Items from a figure collection
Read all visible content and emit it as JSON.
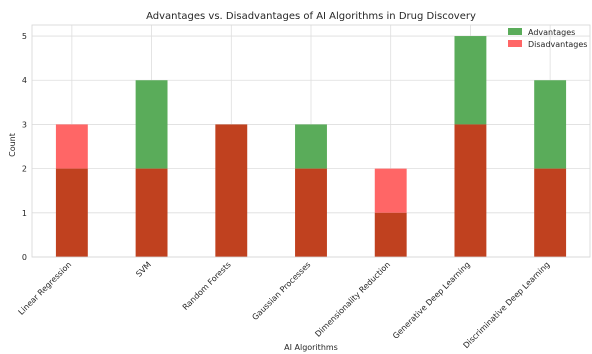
{
  "chart_data": {
    "type": "bar",
    "title": "Advantages vs. Disadvantages of AI Algorithms in Drug Discovery",
    "xlabel": "AI Algorithms",
    "ylabel": "Count",
    "ylim": [
      0,
      5.25
    ],
    "yticks": [
      0,
      1,
      2,
      3,
      4,
      5
    ],
    "grid": true,
    "legend_position": "top-right",
    "overlay": true,
    "categories": [
      "Linear Regression",
      "SVM",
      "Random Forests",
      "Gaussian Processes",
      "Dimensionality Reduction",
      "Generative Deep Learning",
      "Discriminative Deep Learning"
    ],
    "series": [
      {
        "name": "Advantages",
        "color": "#5aac5a",
        "values": [
          2,
          4,
          3,
          3,
          1,
          5,
          4
        ]
      },
      {
        "name": "Disadvantages",
        "color": "#ff6666",
        "values": [
          3,
          2,
          3,
          2,
          2,
          3,
          2
        ]
      }
    ],
    "overlap_color": "#c0411f"
  }
}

The problem: Retype the entries word for word. Omit any images.

The response:
Read all visible content and emit it as JSON.
{
  "chart_data": {
    "type": "bar",
    "title": "Advantages vs. Disadvantages of AI Algorithms in Drug Discovery",
    "xlabel": "AI Algorithms",
    "ylabel": "Count",
    "ylim": [
      0,
      5.25
    ],
    "yticks": [
      0,
      1,
      2,
      3,
      4,
      5
    ],
    "grid": true,
    "legend_position": "top-right",
    "overlay": true,
    "categories": [
      "Linear Regression",
      "SVM",
      "Random Forests",
      "Gaussian Processes",
      "Dimensionality Reduction",
      "Generative Deep Learning",
      "Discriminative Deep Learning"
    ],
    "series": [
      {
        "name": "Advantages",
        "color": "#5aac5a",
        "values": [
          2,
          4,
          3,
          3,
          1,
          5,
          4
        ]
      },
      {
        "name": "Disadvantages",
        "color": "#ff6666",
        "values": [
          3,
          2,
          3,
          2,
          2,
          3,
          2
        ]
      }
    ],
    "overlap_color": "#c0411f"
  }
}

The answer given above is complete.